[SET TASK]
Check every line of the material below for the string "name", and return the ones that have it.

#####

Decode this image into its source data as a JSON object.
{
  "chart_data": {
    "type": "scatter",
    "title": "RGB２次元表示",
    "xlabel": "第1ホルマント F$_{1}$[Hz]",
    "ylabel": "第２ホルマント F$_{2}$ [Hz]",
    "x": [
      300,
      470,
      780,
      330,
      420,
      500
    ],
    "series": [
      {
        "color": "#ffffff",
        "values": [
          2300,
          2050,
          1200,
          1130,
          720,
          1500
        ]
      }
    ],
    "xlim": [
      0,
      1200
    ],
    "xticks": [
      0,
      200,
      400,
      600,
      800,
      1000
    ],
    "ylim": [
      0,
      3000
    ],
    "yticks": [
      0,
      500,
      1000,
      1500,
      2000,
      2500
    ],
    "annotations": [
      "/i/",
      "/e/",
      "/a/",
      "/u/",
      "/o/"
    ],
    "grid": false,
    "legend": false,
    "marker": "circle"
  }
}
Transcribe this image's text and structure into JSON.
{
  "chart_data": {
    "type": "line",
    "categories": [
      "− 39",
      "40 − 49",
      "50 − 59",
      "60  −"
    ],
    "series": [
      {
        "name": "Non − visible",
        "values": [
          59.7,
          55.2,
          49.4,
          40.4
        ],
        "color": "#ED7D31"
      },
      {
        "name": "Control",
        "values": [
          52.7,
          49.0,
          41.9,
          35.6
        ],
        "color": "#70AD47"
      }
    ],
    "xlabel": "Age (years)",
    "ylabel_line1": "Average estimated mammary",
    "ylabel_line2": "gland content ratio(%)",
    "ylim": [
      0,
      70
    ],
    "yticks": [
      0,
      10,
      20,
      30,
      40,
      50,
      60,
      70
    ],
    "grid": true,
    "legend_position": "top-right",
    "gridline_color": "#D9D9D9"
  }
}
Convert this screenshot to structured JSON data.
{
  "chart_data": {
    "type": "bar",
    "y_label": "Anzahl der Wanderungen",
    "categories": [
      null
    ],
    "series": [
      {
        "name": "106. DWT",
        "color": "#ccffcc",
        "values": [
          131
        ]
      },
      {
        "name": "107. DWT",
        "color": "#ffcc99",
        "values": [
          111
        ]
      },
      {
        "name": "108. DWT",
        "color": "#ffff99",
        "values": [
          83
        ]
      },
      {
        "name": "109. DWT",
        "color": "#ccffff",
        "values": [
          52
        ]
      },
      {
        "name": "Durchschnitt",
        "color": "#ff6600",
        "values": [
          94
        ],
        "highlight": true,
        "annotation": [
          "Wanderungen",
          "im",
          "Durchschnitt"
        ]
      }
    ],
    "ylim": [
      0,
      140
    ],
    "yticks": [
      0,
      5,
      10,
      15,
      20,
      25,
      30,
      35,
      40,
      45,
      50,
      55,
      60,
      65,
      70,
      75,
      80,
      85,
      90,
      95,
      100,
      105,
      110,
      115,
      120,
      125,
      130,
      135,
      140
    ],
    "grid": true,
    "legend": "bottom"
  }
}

#####

[TASK RESPONSE]
        "name": "Non − visible",
        "name": "Control",
        "name": "106. DWT",
        "name": "107. DWT",
        "name": "108. DWT",
        "name": "109. DWT",
        "name": "Durchschnitt",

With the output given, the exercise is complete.